- [WORK TO BE COMPLETED]
Repeat every line exactly, keeping the pictures out of the copy.

* begin DATA TO USE *

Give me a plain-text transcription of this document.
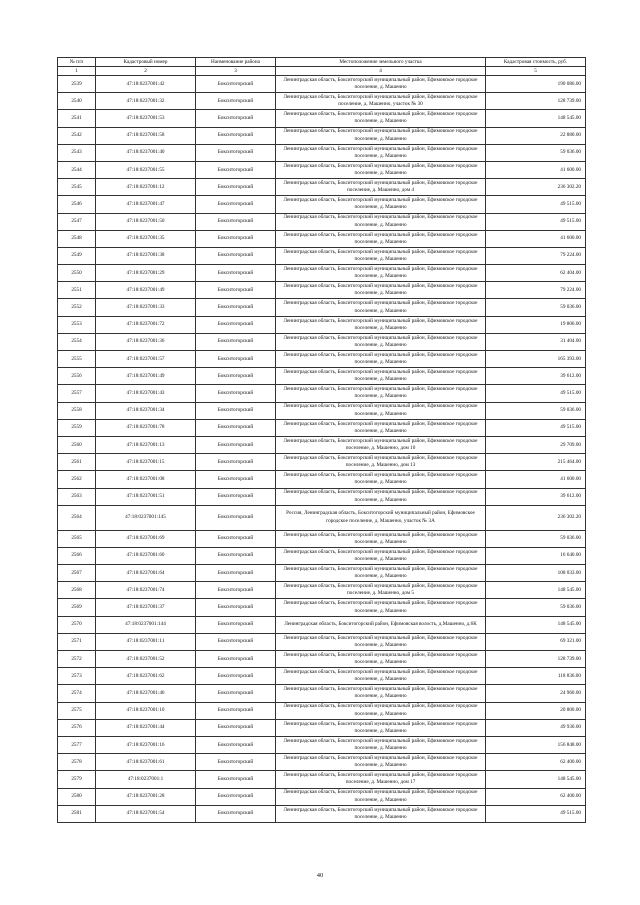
№ п/п	Кадастровый номер	Наименование района	Местоположение земельного участка	Кадастровая стоимость, руб.
1	2	3	4	5
2539	47:18:0237001:42	Бокситогорский	Ленинградская область, Бокситогорский муниципальный район, Ефимовское городское поселение, д. Машенно	190 086.00
2540	47:18:0237001:32	Бокситогорский	Ленинградская область, Бокситогорский муниципальный район, Ефимовское городское поселение, д. Машенно, участок № 30	128 739.00
2541	47:18:0237001:53	Бокситогорский	Ленинградская область, Бокситогорский муниципальный район, Ефимовское городское поселение, д. Машенно	148 545.00
2542	47:18:0237001:58	Бокситогорский	Ленинградская область, Бокситогорский муниципальный район, Ефимовское городское поселение, д. Машенно	22 880.00
2543	47:18:0237001:40	Бокситогорский	Ленинградская область, Бокситогорский муниципальный район, Ефимовское городское поселение, д. Машенно	59 036.00
2544	47:18:0237001:55	Бокситогорский	Ленинградская область, Бокситогорский муниципальный район, Ефимовское городское поселение, д. Машенно	41 600.00
2545	47:18:0237001:12	Бокситогорский	Ленинградская область, Бокситогорский муниципальный район, Ефимовское городское поселение, д. Машенно, дом 4	236 302.20
2546	47:18:0237001:47	Бокситогорский	Ленинградская область, Бокситогорский муниципальный район, Ефимовское городское поселение, д. Машенно	49 515.00
2547	47:18:0237001:50	Бокситогорский	Ленинградская область, Бокситогорский муниципальный район, Ефимовское городское поселение, д. Машенно	49 515.00
2548	47:18:0237001:35	Бокситогорский	Ленинградская область, Бокситогорский муниципальный район, Ефимовское городское поселение, д. Машенно	41 600.00
2549	47:18:0237001:38	Бокситогорский	Ленинградская область, Бокситогорский муниципальный район, Ефимовское городское поселение, д. Машенно	79 224.00
2550	47:18:0237001:29	Бокситогорский	Ленинградская область, Бокситогорский муниципальный район, Ефимовское городское поселение, д. Машенно	62 404.00
2551	47:18:0237001:49	Бокситогорский	Ленинградская область, Бокситогорский муниципальный район, Ефимовское городское поселение, д. Машенно	79 224.00
2552	47:18:0237001:33	Бокситогорский	Ленинградская область, Бокситогорский муниципальный район, Ефимовское городское поселение, д. Машенно	59 036.00
2553	47:18:0237001:72	Бокситогорский	Ленинградская область, Бокситогорский муниципальный район, Ефимовское городское поселение, д. Машенно	19 806.00
2554	47:18:0237001:36	Бокситогорский	Ленинградская область, Бокситогорский муниципальный район, Ефимовское городское поселение, д. Машенно	31 404.00
2555	47:18:0237001:57	Бокситогорский	Ленинградская область, Бокситогорский муниципальный район, Ефимовское городское поселение, д. Машенно	165 393.00
2556	47:18:0237001:49	Бокситогорский	Ленинградская область, Бокситогорский муниципальный район, Ефимовское городское поселение, д. Машенно	39 612.00
2557	47:18:0237001:43	Бокситогорский	Ленинградская область, Бокситогорский муниципальный район, Ефимовское городское поселение, д. Машенно	49 515.00
2558	47:18:0237001:34	Бокситогорский	Ленинградская область, Бокситогорский муниципальный район, Ефимовское городское поселение, д. Машенно	59 036.00
2559	47:18:0237001:78	Бокситогорский	Ленинградская область, Бокситогорский муниципальный район, Ефимовское городское поселение, д. Машенно	49 515.00
2560	47:18:0237001:13	Бокситогорский	Ленинградская область, Бокситогорский муниципальный район, Ефимовское городское поселение, д. Машенно, дом 10	29 709.00
2561	47:18:0237001:15	Бокситогорский	Ленинградская область, Бокситогорский муниципальный район, Ефимовское городское поселение, д. Машенно, дом 13	215 464.00
2562	47:18:0237001:08	Бокситогорский	Ленинградская область, Бокситогорский муниципальный район, Ефимовское городское поселение, д. Машенно	41 600.00
2563	47:18:0237001:51	Бокситогорский	Ленинградская область, Бокситогорский муниципальный район, Ефимовское городское поселение, д. Машенно	39 612.00
2564	47:18:0237001:145	Бокситогорский	Россия, Ленинградская область, Бокситогорский муниципальный район, Ефимовское городское поселение, д. Машенно, участок № 3А	236 302.20
2565	47:18:0237001:69	Бокситогорский	Ленинградская область, Бокситогорский муниципальный район, Ефимовское городское поселение, д. Машенно	59 036.00
2566	47:18:0237001:60	Бокситогорский	Ленинградская область, Бокситогорский муниципальный район, Ефимовское городское поселение, д. Машенно	16 640.00
2567	47:18:0237001:64	Бокситогорский	Ленинградская область, Бокситогорский муниципальный район, Ефимовское городское поселение, д. Машенно	108 033.00
2568	47:18:0237001:74	Бокситогорский	Ленинградская область, Бокситогорский муниципальный район, Ефимовское городское поселение, д. Машенно, дом 5	148 545.00
2569	47:18:0237001:37	Бокситогорский	Ленинградская область, Бокситогорский муниципальный район, Ефимовское городское поселение, д. Машенно	59 036.00
2570	47:18:0237001:144	Бокситогорский	Ленинградская область, Бокситогорский район, Ефимовская волость, д.Машенно, д.6К	148 545.00
2571	47:18:0237001:11	Бокситогорский	Ленинградская область, Бокситогорский муниципальный район, Ефимовское городское поселение, д. Машенно	69 321.00
2572	47:18:0237001:52	Бокситогорский	Ленинградская область, Бокситогорский муниципальный район, Ефимовское городское поселение, д. Машенно	128 739.00
2573	47:18:0237001:62	Бокситогорский	Ленинградская область, Бокситогорский муниципальный район, Ефимовское городское поселение, д. Машенно	118 836.00
2574	47:18:0237001:46	Бокситогорский	Ленинградская область, Бокситогорский муниципальный район, Ефимовское городское поселение, д. Машенно	24 960.00
2575	47:18:0237001:10	Бокситогорский	Ленинградская область, Бокситогорский муниципальный район, Ефимовское городское поселение, д. Машенно	20 800.00
2576	47:18:0237001:44	Бокситогорский	Ленинградская область, Бокситогорский муниципальный район, Ефимовское городское поселение, д. Машенно	49 930.00
2577	47:18:0237001:16	Бокситогорский	Ленинградская область, Бокситогорский муниципальный район, Ефимовское городское поселение, д. Машенно	156 848.00
2578	47:18:0237001:61	Бокситогорский	Ленинградская область, Бокситогорский муниципальный район, Ефимовское городское поселение, д. Машенно	62 400.00
2579	47:18:0237001:1	Бокситогорский	Ленинградская область, Бокситогорский муниципальный район, Ефимовское городское поселение, д. Машенно, дом 17	148 545.00
2580	47:18:0237001:28	Бокситогорский	Ленинградская область, Бокситогорский муниципальный район, Ефимовское городское поселение, д. Машенно	62 400.00
2581	47:18:0237001:54	Бокситогорский	Ленинградская область, Бокситогорский муниципальный район, Ефимовское городское поселение, д. Машенно	49 515.00
40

* end DATA TO USE *

- [COMPLETED EXERCISE]
Give me a plain-text transcription of this document.
№ п/п	Кадастровый номер	Наименование района	Местоположение земельного участка	Кадастровая стоимость, руб.
1	2	3	4	5
2539	47:18:0237001:42	Бокситогорский	Ленинградская область, Бокситогорский муниципальный район, Ефимовское городское поселение, д. Машенно	190 086.00
2540	47:18:0237001:32	Бокситогорский	Ленинградская область, Бокситогорский муниципальный район, Ефимовское городское поселение, д. Машенно, участок № 30	128 739.00
2541	47:18:0237001:53	Бокситогорский	Ленинградская область, Бокситогорский муниципальный район, Ефимовское городское поселение, д. Машенно	148 545.00
2542	47:18:0237001:58	Бокситогорский	Ленинградская область, Бокситогорский муниципальный район, Ефимовское городское поселение, д. Машенно	22 880.00
2543	47:18:0237001:40	Бокситогорский	Ленинградская область, Бокситогорский муниципальный район, Ефимовское городское поселение, д. Машенно	59 036.00
2544	47:18:0237001:55	Бокситогорский	Ленинградская область, Бокситогорский муниципальный район, Ефимовское городское поселение, д. Машенно	41 600.00
2545	47:18:0237001:12	Бокситогорский	Ленинградская область, Бокситогорский муниципальный район, Ефимовское городское поселение, д. Машенно, дом 4	236 302.20
2546	47:18:0237001:47	Бокситогорский	Ленинградская область, Бокситогорский муниципальный район, Ефимовское городское поселение, д. Машенно	49 515.00
2547	47:18:0237001:50	Бокситогорский	Ленинградская область, Бокситогорский муниципальный район, Ефимовское городское поселение, д. Машенно	49 515.00
2548	47:18:0237001:35	Бокситогорский	Ленинградская область, Бокситогорский муниципальный район, Ефимовское городское поселение, д. Машенно	41 600.00
2549	47:18:0237001:38	Бокситогорский	Ленинградская область, Бокситогорский муниципальный район, Ефимовское городское поселение, д. Машенно	79 224.00
2550	47:18:0237001:29	Бокситогорский	Ленинградская область, Бокситогорский муниципальный район, Ефимовское городское поселение, д. Машенно	62 404.00
2551	47:18:0237001:49	Бокситогорский	Ленинградская область, Бокситогорский муниципальный район, Ефимовское городское поселение, д. Машенно	79 224.00
2552	47:18:0237001:33	Бокситогорский	Ленинградская область, Бокситогорский муниципальный район, Ефимовское городское поселение, д. Машенно	59 036.00
2553	47:18:0237001:72	Бокситогорский	Ленинградская область, Бокситогорский муниципальный район, Ефимовское городское поселение, д. Машенно	19 806.00
2554	47:18:0237001:36	Бокситогорский	Ленинградская область, Бокситогорский муниципальный район, Ефимовское городское поселение, д. Машенно	31 404.00
2555	47:18:0237001:57	Бокситогорский	Ленинградская область, Бокситогорский муниципальный район, Ефимовское городское поселение, д. Машенно	165 393.00
2556	47:18:0237001:49	Бокситогорский	Ленинградская область, Бокситогорский муниципальный район, Ефимовское городское поселение, д. Машенно	39 612.00
2557	47:18:0237001:43	Бокситогорский	Ленинградская область, Бокситогорский муниципальный район, Ефимовское городское поселение, д. Машенно	49 515.00
2558	47:18:0237001:34	Бокситогорский	Ленинградская область, Бокситогорский муниципальный район, Ефимовское городское поселение, д. Машенно	59 036.00
2559	47:18:0237001:78	Бокситогорский	Ленинградская область, Бокситогорский муниципальный район, Ефимовское городское поселение, д. Машенно	49 515.00
2560	47:18:0237001:13	Бокситогорский	Ленинградская область, Бокситогорский муниципальный район, Ефимовское городское поселение, д. Машенно, дом 10	29 709.00
2561	47:18:0237001:15	Бокситогорский	Ленинградская область, Бокситогорский муниципальный район, Ефимовское городское поселение, д. Машенно, дом 13	215 464.00
2562	47:18:0237001:08	Бокситогорский	Ленинградская область, Бокситогорский муниципальный район, Ефимовское городское поселение, д. Машенно	41 600.00
2563	47:18:0237001:51	Бокситогорский	Ленинградская область, Бокситогорский муниципальный район, Ефимовское городское поселение, д. Машенно	39 612.00
2564	47:18:0237001:145	Бокситогорский	Россия, Ленинградская область, Бокситогорский муниципальный район, Ефимовское городское поселение, д. Машенно, участок № 3А	236 302.20
2565	47:18:0237001:69	Бокситогорский	Ленинградская область, Бокситогорский муниципальный район, Ефимовское городское поселение, д. Машенно	59 036.00
2566	47:18:0237001:60	Бокситогорский	Ленинградская область, Бокситогорский муниципальный район, Ефимовское городское поселение, д. Машенно	16 640.00
2567	47:18:0237001:64	Бокситогорский	Ленинградская область, Бокситогорский муниципальный район, Ефимовское городское поселение, д. Машенно	108 033.00
2568	47:18:0237001:74	Бокситогорский	Ленинградская область, Бокситогорский муниципальный район, Ефимовское городское поселение, д. Машенно, дом 5	148 545.00
2569	47:18:0237001:37	Бокситогорский	Ленинградская область, Бокситогорский муниципальный район, Ефимовское городское поселение, д. Машенно	59 036.00
2570	47:18:0237001:144	Бокситогорский	Ленинградская область, Бокситогорский район, Ефимовская волость, д.Машенно, д.6К	148 545.00
2571	47:18:0237001:11	Бокситогорский	Ленинградская область, Бокситогорский муниципальный район, Ефимовское городское поселение, д. Машенно	69 321.00
2572	47:18:0237001:52	Бокситогорский	Ленинградская область, Бокситогорский муниципальный район, Ефимовское городское поселение, д. Машенно	128 739.00
2573	47:18:0237001:62	Бокситогорский	Ленинградская область, Бокситогорский муниципальный район, Ефимовское городское поселение, д. Машенно	118 836.00
2574	47:18:0237001:46	Бокситогорский	Ленинградская область, Бокситогорский муниципальный район, Ефимовское городское поселение, д. Машенно	24 960.00
2575	47:18:0237001:10	Бокситогорский	Ленинградская область, Бокситогорский муниципальный район, Ефимовское городское поселение, д. Машенно	20 800.00
2576	47:18:0237001:44	Бокситогорский	Ленинградская область, Бокситогорский муниципальный район, Ефимовское городское поселение, д. Машенно	49 930.00
2577	47:18:0237001:16	Бокситогорский	Ленинградская область, Бокситогорский муниципальный район, Ефимовское городское поселение, д. Машенно	156 848.00
2578	47:18:0237001:61	Бокситогорский	Ленинградская область, Бокситогорский муниципальный район, Ефимовское городское поселение, д. Машенно	62 400.00
2579	47:18:0237001:1	Бокситогорский	Ленинградская область, Бокситогорский муниципальный район, Ефимовское городское поселение, д. Машенно, дом 17	148 545.00
2580	47:18:0237001:28	Бокситогорский	Ленинградская область, Бокситогорский муниципальный район, Ефимовское городское поселение, д. Машенно	62 400.00
2581	47:18:0237001:54	Бокситогорский	Ленинградская область, Бокситогорский муниципальный район, Ефимовское городское поселение, д. Машенно	49 515.00
40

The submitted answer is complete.